Directive >>
Count the lines in the listing below that contain the string "Always". Reply with the number alone.

[Collected data entries]
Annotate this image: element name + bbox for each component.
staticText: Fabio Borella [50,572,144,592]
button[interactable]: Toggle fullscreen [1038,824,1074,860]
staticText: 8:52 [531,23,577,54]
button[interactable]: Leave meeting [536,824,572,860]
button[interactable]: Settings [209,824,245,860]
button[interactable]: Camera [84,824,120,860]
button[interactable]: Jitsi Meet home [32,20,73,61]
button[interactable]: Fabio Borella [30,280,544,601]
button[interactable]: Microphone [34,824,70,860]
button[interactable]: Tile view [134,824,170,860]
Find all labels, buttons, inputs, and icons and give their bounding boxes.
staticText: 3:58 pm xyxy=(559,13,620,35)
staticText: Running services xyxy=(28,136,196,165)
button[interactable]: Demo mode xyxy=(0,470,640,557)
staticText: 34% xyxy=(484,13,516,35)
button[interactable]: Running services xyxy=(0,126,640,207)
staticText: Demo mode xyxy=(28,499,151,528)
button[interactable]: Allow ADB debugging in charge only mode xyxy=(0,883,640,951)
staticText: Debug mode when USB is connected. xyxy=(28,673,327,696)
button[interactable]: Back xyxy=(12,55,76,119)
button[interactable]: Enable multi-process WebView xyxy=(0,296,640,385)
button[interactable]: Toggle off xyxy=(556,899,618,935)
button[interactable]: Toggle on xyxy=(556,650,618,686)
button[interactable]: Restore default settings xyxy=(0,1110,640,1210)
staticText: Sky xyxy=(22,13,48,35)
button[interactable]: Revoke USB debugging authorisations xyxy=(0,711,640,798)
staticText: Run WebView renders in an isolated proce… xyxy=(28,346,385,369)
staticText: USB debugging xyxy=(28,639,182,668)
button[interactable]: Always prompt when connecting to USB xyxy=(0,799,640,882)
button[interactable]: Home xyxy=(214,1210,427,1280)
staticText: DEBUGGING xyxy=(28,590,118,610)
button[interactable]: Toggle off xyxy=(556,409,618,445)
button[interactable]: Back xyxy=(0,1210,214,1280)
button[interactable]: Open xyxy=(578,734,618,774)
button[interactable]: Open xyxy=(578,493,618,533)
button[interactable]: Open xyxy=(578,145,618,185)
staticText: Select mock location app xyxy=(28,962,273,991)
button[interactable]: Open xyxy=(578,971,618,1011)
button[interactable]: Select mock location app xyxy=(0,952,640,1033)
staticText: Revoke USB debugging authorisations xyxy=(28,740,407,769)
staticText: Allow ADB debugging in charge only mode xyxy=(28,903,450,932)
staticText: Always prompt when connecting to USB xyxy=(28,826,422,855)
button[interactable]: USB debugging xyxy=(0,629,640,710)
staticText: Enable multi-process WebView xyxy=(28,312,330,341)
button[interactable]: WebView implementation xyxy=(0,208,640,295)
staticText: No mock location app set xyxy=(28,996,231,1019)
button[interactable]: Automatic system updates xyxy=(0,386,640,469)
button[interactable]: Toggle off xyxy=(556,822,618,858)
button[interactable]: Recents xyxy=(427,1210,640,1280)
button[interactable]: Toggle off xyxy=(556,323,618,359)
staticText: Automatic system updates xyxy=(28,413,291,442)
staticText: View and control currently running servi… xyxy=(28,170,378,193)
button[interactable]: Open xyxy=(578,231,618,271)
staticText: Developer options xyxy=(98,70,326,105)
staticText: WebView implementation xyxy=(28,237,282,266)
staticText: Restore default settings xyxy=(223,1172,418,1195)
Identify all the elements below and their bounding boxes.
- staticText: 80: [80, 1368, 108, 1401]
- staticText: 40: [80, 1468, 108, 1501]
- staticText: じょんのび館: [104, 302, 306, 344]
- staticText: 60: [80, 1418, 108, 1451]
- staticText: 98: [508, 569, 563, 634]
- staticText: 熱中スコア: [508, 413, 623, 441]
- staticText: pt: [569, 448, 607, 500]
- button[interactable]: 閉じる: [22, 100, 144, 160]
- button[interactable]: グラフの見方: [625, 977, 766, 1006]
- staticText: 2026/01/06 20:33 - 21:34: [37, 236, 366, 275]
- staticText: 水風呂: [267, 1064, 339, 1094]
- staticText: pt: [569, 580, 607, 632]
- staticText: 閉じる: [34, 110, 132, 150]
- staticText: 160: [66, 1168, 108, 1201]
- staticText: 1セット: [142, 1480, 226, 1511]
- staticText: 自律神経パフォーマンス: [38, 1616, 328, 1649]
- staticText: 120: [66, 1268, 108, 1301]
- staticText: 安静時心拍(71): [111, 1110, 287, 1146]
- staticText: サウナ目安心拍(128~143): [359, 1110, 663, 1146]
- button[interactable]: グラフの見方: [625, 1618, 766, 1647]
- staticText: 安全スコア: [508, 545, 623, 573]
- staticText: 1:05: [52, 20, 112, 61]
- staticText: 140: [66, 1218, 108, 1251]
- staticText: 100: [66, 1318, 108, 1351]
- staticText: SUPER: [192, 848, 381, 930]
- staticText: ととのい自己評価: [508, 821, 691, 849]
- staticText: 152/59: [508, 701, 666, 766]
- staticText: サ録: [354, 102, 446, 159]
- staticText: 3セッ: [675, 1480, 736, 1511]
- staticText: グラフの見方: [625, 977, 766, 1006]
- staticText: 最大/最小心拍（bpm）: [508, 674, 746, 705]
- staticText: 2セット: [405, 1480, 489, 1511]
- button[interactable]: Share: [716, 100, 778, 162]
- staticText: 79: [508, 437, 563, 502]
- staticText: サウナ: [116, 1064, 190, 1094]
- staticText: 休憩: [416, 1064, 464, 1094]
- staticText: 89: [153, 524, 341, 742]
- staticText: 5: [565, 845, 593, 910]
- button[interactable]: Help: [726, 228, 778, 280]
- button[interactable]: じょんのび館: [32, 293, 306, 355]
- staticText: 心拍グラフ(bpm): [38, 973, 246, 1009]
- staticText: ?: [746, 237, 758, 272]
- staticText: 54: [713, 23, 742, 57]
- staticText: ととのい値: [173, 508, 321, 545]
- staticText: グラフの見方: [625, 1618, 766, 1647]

Full response >>
2